:: AIM ::
Copy all the data exactly, except the pictures.

======== RECORD SET

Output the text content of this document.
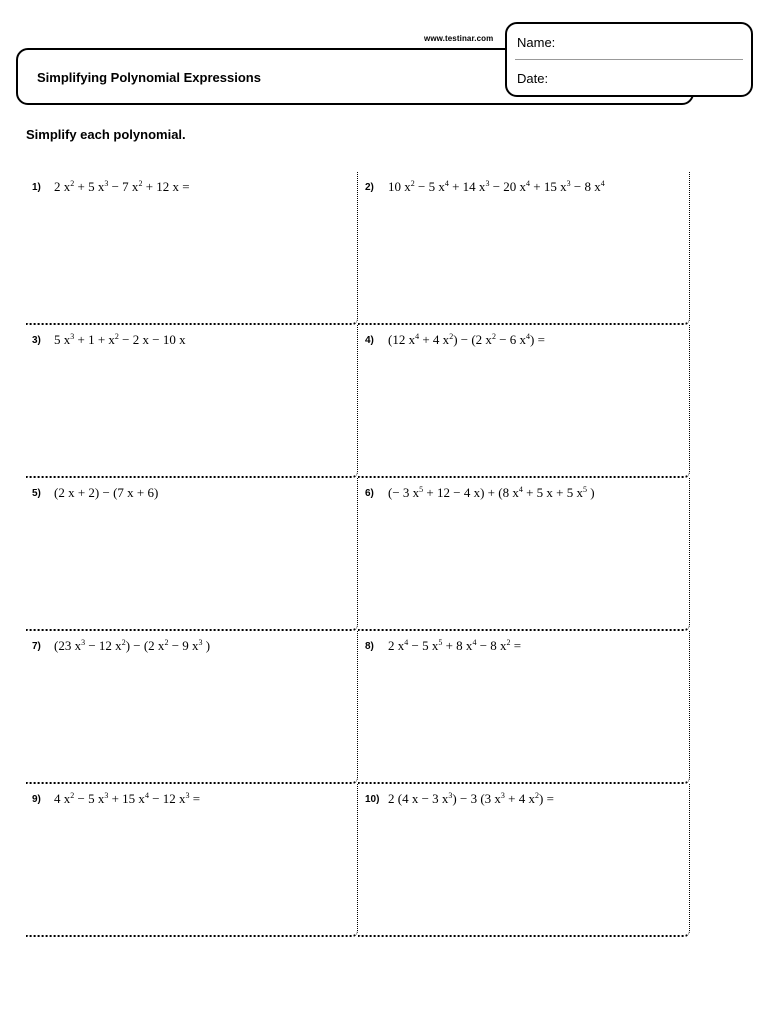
www.testinar.com
Simplifying Polynomial Expressions
Name:
Date:
Simplify each polynomial.
1) 2 $x^2 + 5$ $x^3 - 7$ $x^2 + 12$ x =	2) 10 $x^2 - 5$ $x^4 + 14$ $x^3 - 20$ $x^4 + 15$ $x^3 - 8$ $x^4$
3) 5 $x^3 + 1 + x^2 - 2$ x − 10 x	4) (12 $x^4 + 4$ $x^2) - (2$ $x^2 - 6$ $x^4$) =
5) (2 x + 2) − (7 x + 6)	6) (− 3 $x^5 + 12 - 4$ x) + (8 $x^4 + 5$ x + 5 $x^5$ )
7) (23 $x^3 - 12$ $x^2) - (2$ $x^2 - 9$ $x^3$ )	8) 2 $x^4 - 5$ $x^5 + 8$ $x^4 - 8$ $x^2$ =
9) 4 $x^2 - 5$ $x^3 + 15$ $x^4 - 12$ $x^3$ =	10) 2 (4 x − 3 $x^3) - 3$ (3 $x^3 + 4$ $x^2$) =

================

:: RESPONSE TO THIS TASK ::
Output the text content of this document.
www.testinar.com
Simplifying Polynomial Expressions
Name:
Date:
Simplify each polynomial.
1) 2 $x^2 + 5$ $x^3 - 7$ $x^2 + 12$ x =	2) 10 $x^2 - 5$ $x^4 + 14$ $x^3 - 20$ $x^4 + 15$ $x^3 - 8$ $x^4$
3) 5 $x^3 + 1 + x^2 - 2$ x − 10 x	4) (12 $x^4 + 4$ $x^2) - (2$ $x^2 - 6$ $x^4$) =
5) (2 x + 2) − (7 x + 6)	6) (− 3 $x^5 + 12 - 4$ x) + (8 $x^4 + 5$ x + 5 $x^5$ )
7) (23 $x^3 - 12$ $x^2) - (2$ $x^2 - 9$ $x^3$ )	8) 2 $x^4 - 5$ $x^5 + 8$ $x^4 - 8$ $x^2$ =
9) 4 $x^2 - 5$ $x^3 + 15$ $x^4 - 12$ $x^3$ =	10) 2 (4 x − 3 $x^3) - 3$ (3 $x^3 + 4$ $x^2$) =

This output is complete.